## What the task requires
Extract every line that includes the string "Regional".

═══ Data in this exercise ═══

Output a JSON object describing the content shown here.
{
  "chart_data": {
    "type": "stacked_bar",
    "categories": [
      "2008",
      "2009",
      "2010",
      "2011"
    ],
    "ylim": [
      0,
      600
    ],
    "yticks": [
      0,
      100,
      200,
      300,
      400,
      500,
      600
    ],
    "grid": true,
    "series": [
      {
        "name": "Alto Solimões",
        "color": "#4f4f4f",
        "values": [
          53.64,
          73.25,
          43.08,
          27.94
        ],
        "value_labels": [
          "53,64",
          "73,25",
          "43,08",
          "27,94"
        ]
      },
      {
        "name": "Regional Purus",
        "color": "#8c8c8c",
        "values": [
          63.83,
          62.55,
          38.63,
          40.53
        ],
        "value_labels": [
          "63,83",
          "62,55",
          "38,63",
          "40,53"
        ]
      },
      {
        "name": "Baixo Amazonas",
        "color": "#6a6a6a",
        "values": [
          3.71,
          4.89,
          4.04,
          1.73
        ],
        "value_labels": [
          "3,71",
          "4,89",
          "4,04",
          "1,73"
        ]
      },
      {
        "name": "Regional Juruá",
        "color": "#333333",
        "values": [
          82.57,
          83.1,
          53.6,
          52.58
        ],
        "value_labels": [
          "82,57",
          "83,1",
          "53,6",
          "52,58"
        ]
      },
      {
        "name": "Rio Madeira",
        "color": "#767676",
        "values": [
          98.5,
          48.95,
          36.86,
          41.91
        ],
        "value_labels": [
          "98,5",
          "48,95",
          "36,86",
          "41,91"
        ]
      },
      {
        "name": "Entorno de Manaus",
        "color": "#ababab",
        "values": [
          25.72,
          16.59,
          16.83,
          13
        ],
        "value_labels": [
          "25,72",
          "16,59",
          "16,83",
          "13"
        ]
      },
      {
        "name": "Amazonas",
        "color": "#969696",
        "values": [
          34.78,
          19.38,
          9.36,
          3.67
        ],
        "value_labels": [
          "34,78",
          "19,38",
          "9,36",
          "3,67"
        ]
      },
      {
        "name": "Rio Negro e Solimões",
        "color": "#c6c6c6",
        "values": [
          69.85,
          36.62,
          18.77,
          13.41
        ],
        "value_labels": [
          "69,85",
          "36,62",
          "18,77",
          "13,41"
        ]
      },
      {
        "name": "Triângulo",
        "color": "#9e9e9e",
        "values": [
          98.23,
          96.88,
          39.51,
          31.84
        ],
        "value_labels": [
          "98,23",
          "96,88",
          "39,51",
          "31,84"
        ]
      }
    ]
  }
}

═══

## Task solution
        "name": "Regional Purus",
        "name": "Regional Juruá",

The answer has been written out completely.